[Collected data entries]
((
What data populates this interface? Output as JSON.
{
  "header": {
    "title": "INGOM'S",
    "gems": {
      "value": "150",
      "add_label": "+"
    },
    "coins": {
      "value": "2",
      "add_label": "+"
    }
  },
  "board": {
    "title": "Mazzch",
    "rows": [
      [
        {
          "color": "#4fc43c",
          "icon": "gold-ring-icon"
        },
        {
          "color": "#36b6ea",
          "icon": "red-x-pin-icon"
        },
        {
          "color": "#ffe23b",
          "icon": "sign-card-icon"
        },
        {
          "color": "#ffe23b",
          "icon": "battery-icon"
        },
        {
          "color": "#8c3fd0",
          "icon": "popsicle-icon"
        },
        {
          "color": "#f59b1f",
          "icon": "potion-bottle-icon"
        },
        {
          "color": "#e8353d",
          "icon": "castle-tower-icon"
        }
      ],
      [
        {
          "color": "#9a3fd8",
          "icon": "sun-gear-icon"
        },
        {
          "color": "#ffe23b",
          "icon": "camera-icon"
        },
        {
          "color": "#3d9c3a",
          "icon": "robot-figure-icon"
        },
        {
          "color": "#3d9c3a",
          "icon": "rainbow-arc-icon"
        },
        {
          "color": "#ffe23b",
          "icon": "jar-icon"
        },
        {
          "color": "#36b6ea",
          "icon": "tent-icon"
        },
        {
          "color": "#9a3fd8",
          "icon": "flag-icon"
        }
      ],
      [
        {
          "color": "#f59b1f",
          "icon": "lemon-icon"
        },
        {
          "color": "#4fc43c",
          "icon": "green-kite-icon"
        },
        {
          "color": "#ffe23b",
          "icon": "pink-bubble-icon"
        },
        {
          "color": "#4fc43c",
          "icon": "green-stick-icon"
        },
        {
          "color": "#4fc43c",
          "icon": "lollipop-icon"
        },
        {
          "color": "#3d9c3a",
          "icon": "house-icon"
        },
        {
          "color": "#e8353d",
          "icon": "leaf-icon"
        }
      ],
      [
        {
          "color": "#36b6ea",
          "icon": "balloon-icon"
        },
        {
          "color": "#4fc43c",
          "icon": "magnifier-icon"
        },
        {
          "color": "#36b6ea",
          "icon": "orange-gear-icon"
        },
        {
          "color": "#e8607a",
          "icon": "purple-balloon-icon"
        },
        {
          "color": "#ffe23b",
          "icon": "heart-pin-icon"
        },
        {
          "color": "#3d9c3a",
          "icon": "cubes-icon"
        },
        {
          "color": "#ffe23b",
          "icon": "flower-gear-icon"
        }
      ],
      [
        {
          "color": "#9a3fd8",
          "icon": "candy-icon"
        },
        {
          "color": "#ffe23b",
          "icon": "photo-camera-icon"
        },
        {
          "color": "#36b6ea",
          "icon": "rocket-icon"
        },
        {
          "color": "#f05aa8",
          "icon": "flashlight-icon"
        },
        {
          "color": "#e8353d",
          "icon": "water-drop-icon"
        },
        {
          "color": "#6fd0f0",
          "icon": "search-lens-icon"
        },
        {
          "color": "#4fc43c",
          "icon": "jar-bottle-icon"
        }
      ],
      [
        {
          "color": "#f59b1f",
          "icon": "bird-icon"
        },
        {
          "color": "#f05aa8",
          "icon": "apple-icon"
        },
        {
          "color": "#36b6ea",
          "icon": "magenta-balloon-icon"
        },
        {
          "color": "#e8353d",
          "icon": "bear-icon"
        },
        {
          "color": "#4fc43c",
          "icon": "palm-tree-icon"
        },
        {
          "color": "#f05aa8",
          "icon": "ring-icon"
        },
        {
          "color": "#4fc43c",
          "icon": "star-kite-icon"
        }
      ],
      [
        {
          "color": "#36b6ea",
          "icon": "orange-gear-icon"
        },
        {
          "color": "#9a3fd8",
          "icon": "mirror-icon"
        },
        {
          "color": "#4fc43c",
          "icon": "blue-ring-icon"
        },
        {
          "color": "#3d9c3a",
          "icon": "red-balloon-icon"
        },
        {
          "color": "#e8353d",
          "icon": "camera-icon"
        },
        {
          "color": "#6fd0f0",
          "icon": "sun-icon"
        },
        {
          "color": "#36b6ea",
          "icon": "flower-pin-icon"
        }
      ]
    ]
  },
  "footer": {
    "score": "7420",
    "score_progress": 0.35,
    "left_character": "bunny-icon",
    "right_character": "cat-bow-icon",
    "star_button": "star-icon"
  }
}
))
> Exercise description
Return each entry from above without altering a single character.

> The solution
What data populates this interface? Output as JSON.
{
  "header": {
    "title": "INGOM'S",
    "gems": {
      "value": "150",
      "add_label": "+"
    },
    "coins": {
      "value": "2",
      "add_label": "+"
    }
  },
  "board": {
    "title": "Mazzch",
    "rows": [
      [
        {
          "color": "#4fc43c",
          "icon": "gold-ring-icon"
        },
        {
          "color": "#36b6ea",
          "icon": "red-x-pin-icon"
        },
        {
          "color": "#ffe23b",
          "icon": "sign-card-icon"
        },
        {
          "color": "#ffe23b",
          "icon": "battery-icon"
        },
        {
          "color": "#8c3fd0",
          "icon": "popsicle-icon"
        },
        {
          "color": "#f59b1f",
          "icon": "potion-bottle-icon"
        },
        {
          "color": "#e8353d",
          "icon": "castle-tower-icon"
        }
      ],
      [
        {
          "color": "#9a3fd8",
          "icon": "sun-gear-icon"
        },
        {
          "color": "#ffe23b",
          "icon": "camera-icon"
        },
        {
          "color": "#3d9c3a",
          "icon": "robot-figure-icon"
        },
        {
          "color": "#3d9c3a",
          "icon": "rainbow-arc-icon"
        },
        {
          "color": "#ffe23b",
          "icon": "jar-icon"
        },
        {
          "color": "#36b6ea",
          "icon": "tent-icon"
        },
        {
          "color": "#9a3fd8",
          "icon": "flag-icon"
        }
      ],
      [
        {
          "color": "#f59b1f",
          "icon": "lemon-icon"
        },
        {
          "color": "#4fc43c",
          "icon": "green-kite-icon"
        },
        {
          "color": "#ffe23b",
          "icon": "pink-bubble-icon"
        },
        {
          "color": "#4fc43c",
          "icon": "green-stick-icon"
        },
        {
          "color": "#4fc43c",
          "icon": "lollipop-icon"
        },
        {
          "color": "#3d9c3a",
          "icon": "house-icon"
        },
        {
          "color": "#e8353d",
          "icon": "leaf-icon"
        }
      ],
      [
        {
          "color": "#36b6ea",
          "icon": "balloon-icon"
        },
        {
          "color": "#4fc43c",
          "icon": "magnifier-icon"
        },
        {
          "color": "#36b6ea",
          "icon": "orange-gear-icon"
        },
        {
          "color": "#e8607a",
          "icon": "purple-balloon-icon"
        },
        {
          "color": "#ffe23b",
          "icon": "heart-pin-icon"
        },
        {
          "color": "#3d9c3a",
          "icon": "cubes-icon"
        },
        {
          "color": "#ffe23b",
          "icon": "flower-gear-icon"
        }
      ],
      [
        {
          "color": "#9a3fd8",
          "icon": "candy-icon"
        },
        {
          "color": "#ffe23b",
          "icon": "photo-camera-icon"
        },
        {
          "color": "#36b6ea",
          "icon": "rocket-icon"
        },
        {
          "color": "#f05aa8",
          "icon": "flashlight-icon"
        },
        {
          "color": "#e8353d",
          "icon": "water-drop-icon"
        },
        {
          "color": "#6fd0f0",
          "icon": "search-lens-icon"
        },
        {
          "color": "#4fc43c",
          "icon": "jar-bottle-icon"
        }
      ],
      [
        {
          "color": "#f59b1f",
          "icon": "bird-icon"
        },
        {
          "color": "#f05aa8",
          "icon": "apple-icon"
        },
        {
          "color": "#36b6ea",
          "icon": "magenta-balloon-icon"
        },
        {
          "color": "#e8353d",
          "icon": "bear-icon"
        },
        {
          "color": "#4fc43c",
          "icon": "palm-tree-icon"
        },
        {
          "color": "#f05aa8",
          "icon": "ring-icon"
        },
        {
          "color": "#4fc43c",
          "icon": "star-kite-icon"
        }
      ],
      [
        {
          "color": "#36b6ea",
          "icon": "orange-gear-icon"
        },
        {
          "color": "#9a3fd8",
          "icon": "mirror-icon"
        },
        {
          "color": "#4fc43c",
          "icon": "blue-ring-icon"
        },
        {
          "color": "#3d9c3a",
          "icon": "red-balloon-icon"
        },
        {
          "color": "#e8353d",
          "icon": "camera-icon"
        },
        {
          "color": "#6fd0f0",
          "icon": "sun-icon"
        },
        {
          "color": "#36b6ea",
          "icon": "flower-pin-icon"
        }
      ]
    ]
  },
  "footer": {
    "score": "7420",
    "score_progress": 0.35,
    "left_character": "bunny-icon",
    "right_character": "cat-bow-icon",
    "star_button": "star-icon"
  }
}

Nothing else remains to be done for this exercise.